Record set
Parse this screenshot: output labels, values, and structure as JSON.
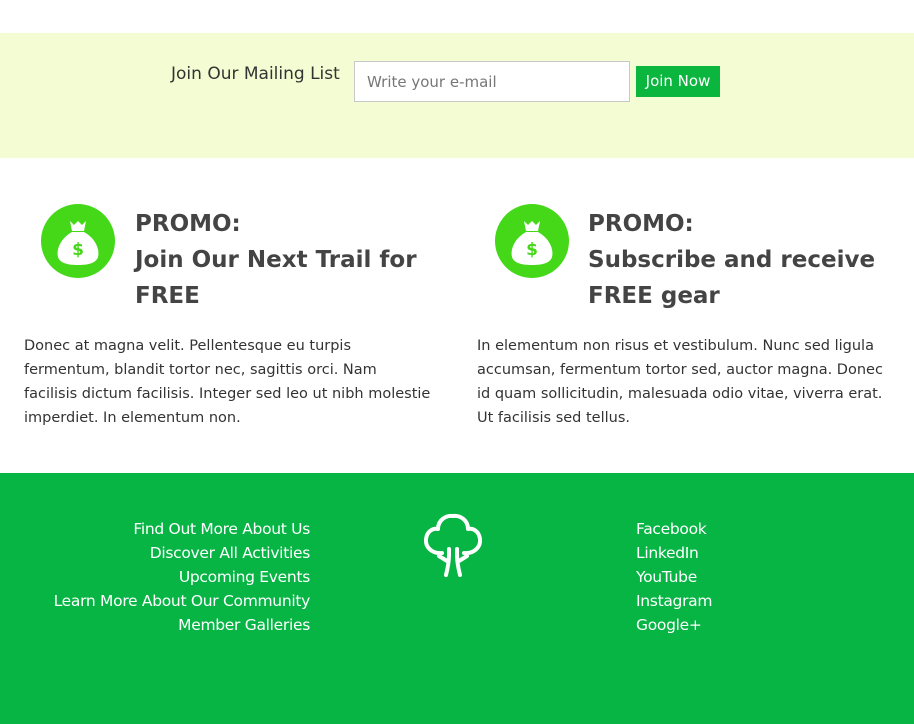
{
  "mailing": {
    "label": "Join Our Mailing List",
    "email_placeholder": "Write your e-mail",
    "button_label": "Join Now"
  },
  "promos": [
    {
      "icon": "money-bag-icon",
      "title_line1": "PROMO:",
      "title_line2": "Join Our Next Trail for",
      "title_line3": "FREE",
      "text": "Donec at magna velit. Pellentesque eu turpis fermentum, blandit tortor nec, sagittis orci. Nam facilisis dictum facilisis. Integer sed leo ut nibh molestie imperdiet. In elementum non."
    },
    {
      "icon": "money-bag-icon",
      "title_line1": "PROMO:",
      "title_line2": "Subscribe and receive",
      "title_line3": "FREE gear",
      "text": "In elementum non risus et vestibulum. Nunc sed ligula accumsan, fermentum tortor sed, auctor magna. Donec id quam sollicitudin, malesuada odio vitae, viverra erat. Ut facilisis sed tellus."
    }
  ],
  "footer": {
    "links_left": [
      "Find Out More About Us",
      "Discover All Activities",
      "Upcoming Events",
      "Learn More About Our Community",
      "Member Galleries"
    ],
    "logo_icon": "tree-icon",
    "links_right": [
      "Facebook",
      "LinkedIn",
      "YouTube",
      "Instagram",
      "Google+"
    ]
  },
  "colors": {
    "mailing_bg": "#f3fcd2",
    "accent_green": "#0bb63f",
    "icon_green": "#44d819",
    "footer_bg": "#06b544",
    "heading_text": "#444444"
  }
}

Aim of the task
In the entries above, find each line with the word "elementum" and show it.

Expected output
      "text": "Donec at magna velit. Pellentesque eu turpis fermentum, blandit tortor nec, sagittis orci. Nam facilisis dictum facilisis. Integer sed leo ut nibh molestie imperdiet. In elementum non."
      "text": "In elementum non risus et vestibulum. Nunc sed ligula accumsan, fermentum tortor sed, auctor magna. Donec id quam sollicitudin, malesuada odio vitae, viverra erat. Ut facilisis sed tellus."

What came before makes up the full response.